Data for this task:
**********

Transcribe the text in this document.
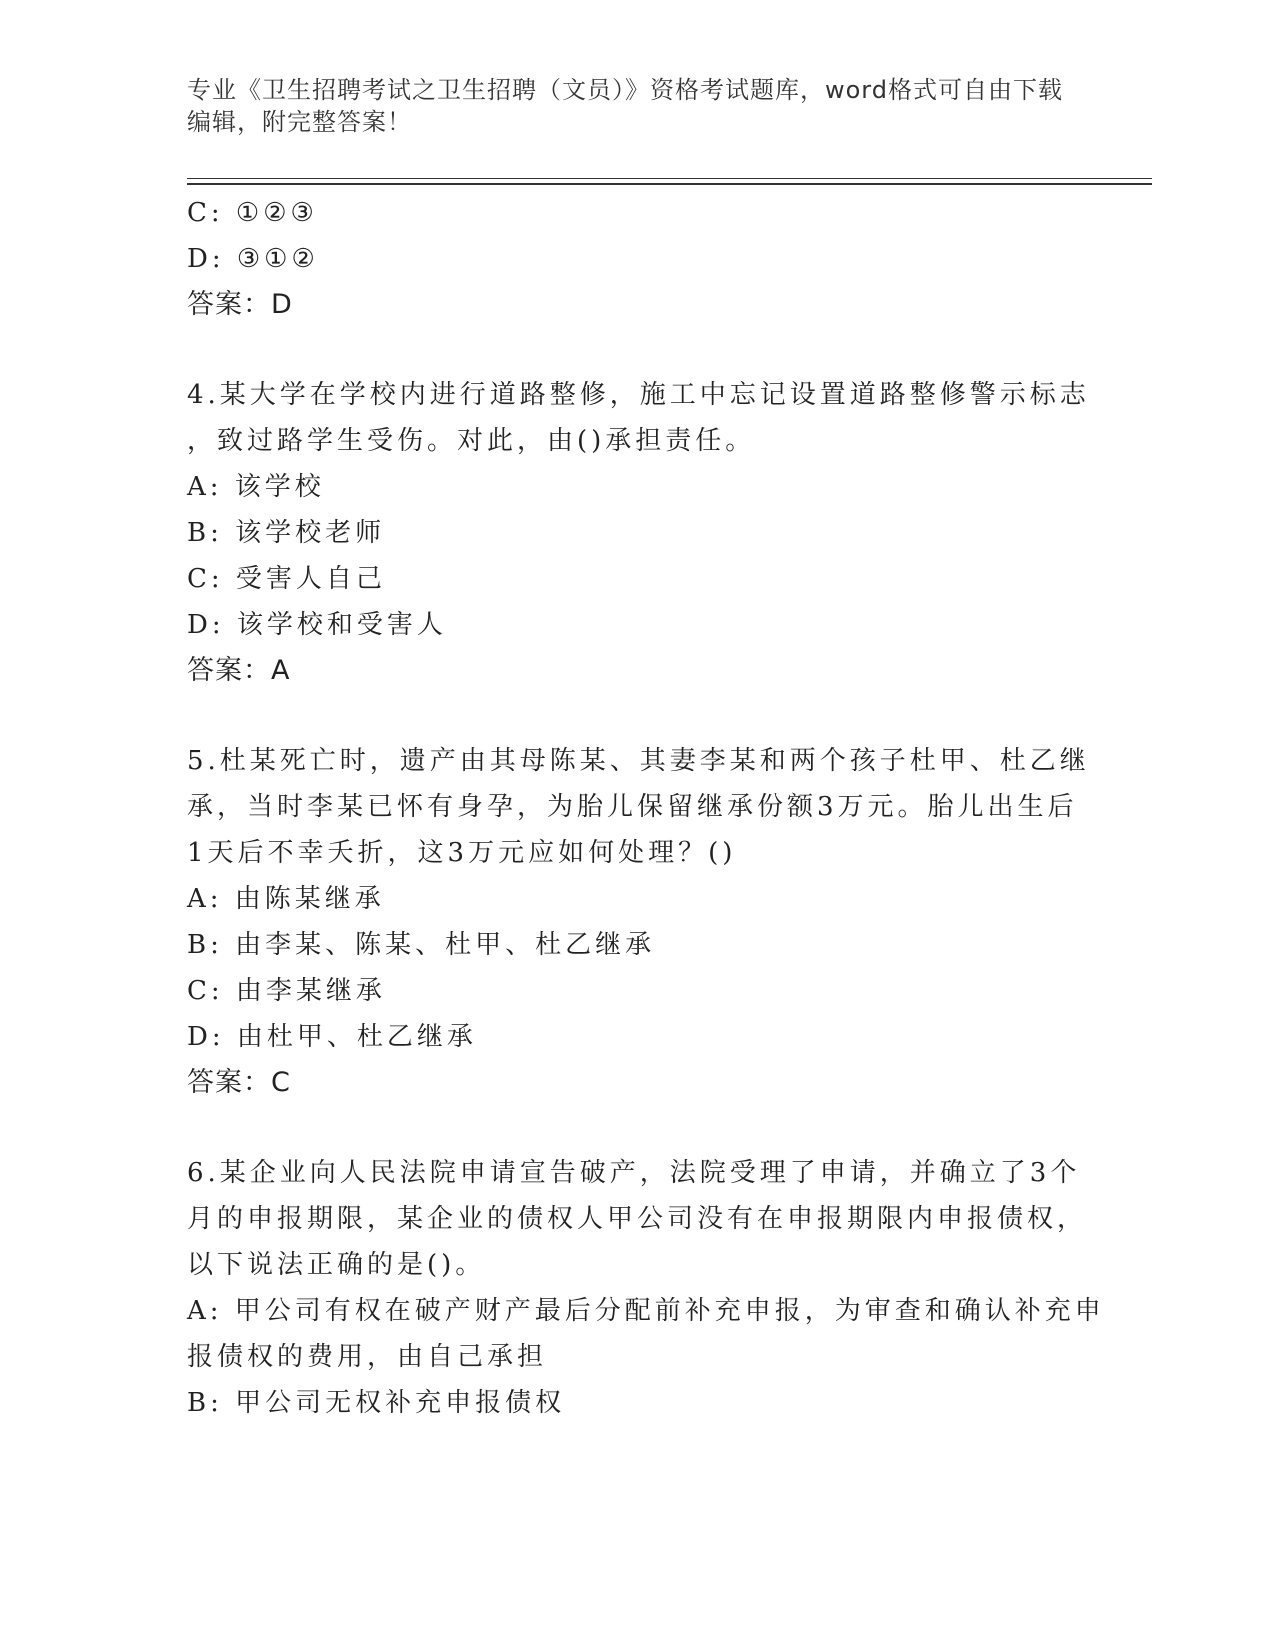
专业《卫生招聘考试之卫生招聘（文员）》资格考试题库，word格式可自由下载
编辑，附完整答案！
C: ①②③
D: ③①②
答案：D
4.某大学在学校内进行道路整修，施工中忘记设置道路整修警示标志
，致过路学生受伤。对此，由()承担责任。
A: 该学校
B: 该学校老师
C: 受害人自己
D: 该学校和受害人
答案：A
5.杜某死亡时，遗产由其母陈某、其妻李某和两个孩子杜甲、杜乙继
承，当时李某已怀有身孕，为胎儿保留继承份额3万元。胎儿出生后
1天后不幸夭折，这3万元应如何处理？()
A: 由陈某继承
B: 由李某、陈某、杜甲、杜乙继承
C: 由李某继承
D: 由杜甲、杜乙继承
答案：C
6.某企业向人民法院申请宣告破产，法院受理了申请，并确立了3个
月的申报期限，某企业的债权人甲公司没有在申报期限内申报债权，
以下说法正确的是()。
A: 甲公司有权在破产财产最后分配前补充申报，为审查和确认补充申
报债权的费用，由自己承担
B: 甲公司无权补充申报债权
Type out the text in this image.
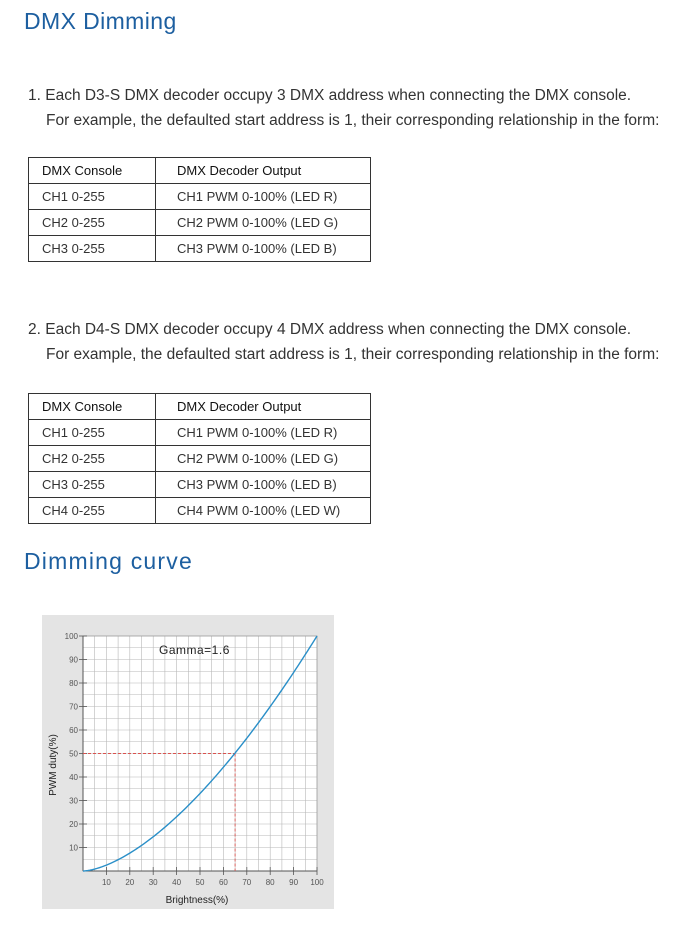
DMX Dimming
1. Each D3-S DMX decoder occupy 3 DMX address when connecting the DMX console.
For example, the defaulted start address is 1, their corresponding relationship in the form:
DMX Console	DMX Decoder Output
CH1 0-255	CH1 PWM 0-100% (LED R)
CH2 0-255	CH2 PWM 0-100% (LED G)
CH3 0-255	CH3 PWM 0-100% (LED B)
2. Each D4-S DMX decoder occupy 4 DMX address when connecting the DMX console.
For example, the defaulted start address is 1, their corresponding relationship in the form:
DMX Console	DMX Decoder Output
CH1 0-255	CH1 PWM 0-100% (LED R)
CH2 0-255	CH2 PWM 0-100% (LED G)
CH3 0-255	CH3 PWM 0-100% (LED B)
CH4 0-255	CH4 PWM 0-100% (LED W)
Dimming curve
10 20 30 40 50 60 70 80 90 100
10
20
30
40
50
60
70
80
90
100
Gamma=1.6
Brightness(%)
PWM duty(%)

**********

Task statement:
Report only how many lines in the entries contain "Each".

Correct output:
2